● **SOURCE EXCERPT**:
####################
The Punjab State Co-operative Bank Ltd. Vs. Milkha Singh (deceased) by Lrs. & Anr.
(Arising out of S.L.P.(C) No. 17826 of 1996)
(From the Judgment and Order dated 3.5.96 of the Punjab & Haryana High Court in R.S.A. No. 1344 of 1993)
(Arising out of S.L.P.(C) No. 17826 of 1996)
(From the Judgment and Order dated 3.5.96 of the Punjab & Haryana High Court in R.S.A. No. 1344 of 1993)
Mr. Anis Ahmed Khan, Advocate (N.P.) for the Respondents.
Punjab Co-operative Societies Act, 1961:
Sections 23, 24 Bye laws 29, 46 – Managing Director – Competence of managing director to file an appeal or S.L.P. – High Court holding that Managing Director not competed to file appeal with-out approval of Board – Held reversing the judgment of High Court that Managing Director under by law 46 is given all powers relat-ing to institution of legal proceedings and he had power to prefer appeal – Impugned order of High Court set aside.
1. Leave granted. Heard learned counsel for the parties.
####################
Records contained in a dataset
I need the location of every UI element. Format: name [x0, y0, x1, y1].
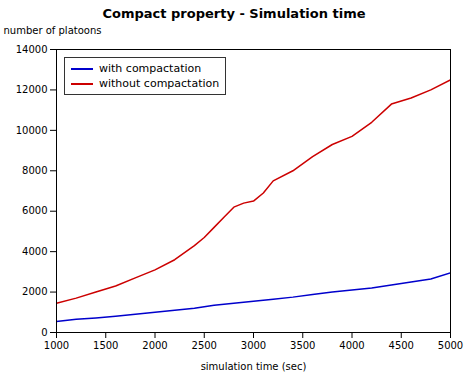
svg-text:5000: 5000: [438, 340, 463, 351]
svg-text:number of platoons: number of platoons: [4, 25, 102, 36]
svg-text:1500: 1500: [93, 340, 118, 351]
html-text:Compact property - Simulation: Compact property - Simulation time: [102, 6, 366, 21]
svg-text:14000: 14000: [16, 44, 48, 55]
svg-text:3500: 3500: [290, 340, 315, 351]
html-text:without compactation: without compactation: [99, 77, 220, 90]
svg-text:2000: 2000: [22, 286, 47, 297]
svg-text:10000: 10000: [16, 125, 48, 136]
html-text:with compactation: with compactation: [99, 62, 202, 75]
svg-text:1000: 1000: [44, 340, 69, 351]
svg-text:3000: 3000: [241, 340, 266, 351]
svg-text:0: 0: [41, 327, 47, 338]
svg-text:4500: 4500: [389, 340, 414, 351]
svg-text:4000: 4000: [339, 340, 364, 351]
svg-text:6000: 6000: [22, 205, 47, 216]
svg-text:2000: 2000: [142, 340, 167, 351]
svg-text:12000: 12000: [16, 84, 48, 95]
svg-text:2500: 2500: [192, 340, 217, 351]
svg-text:8000: 8000: [22, 165, 47, 176]
svg-text:simulation time (sec): simulation time (sec): [201, 361, 307, 372]
svg-text:4000: 4000: [22, 246, 47, 257]
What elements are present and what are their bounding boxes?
####################
● **WRITTEN EXERCISE**: Quote the court case summary from "Mr. Anis Ahmed" to "for the parties.".

● **RESPONSE**:
Mr. Anis Ahmed Khan, Advocate (N.P.) for the Respondents.
Punjab Co-operative Societies Act, 1961:
Sections 23, 24 Bye laws 29, 46 – Managing Director – Competence of managing director to file an appeal or S.L.P. – High Court holding that Managing Director not competed to file appeal with-out approval of Board – Held reversing the judgment of High Court that Managing Director under by law 46 is given all powers relat-ing to institution of legal proceedings and he had power to prefer appeal – Impugned order of High Court set aside.
1. Leave granted. Heard learned counsel for the parties.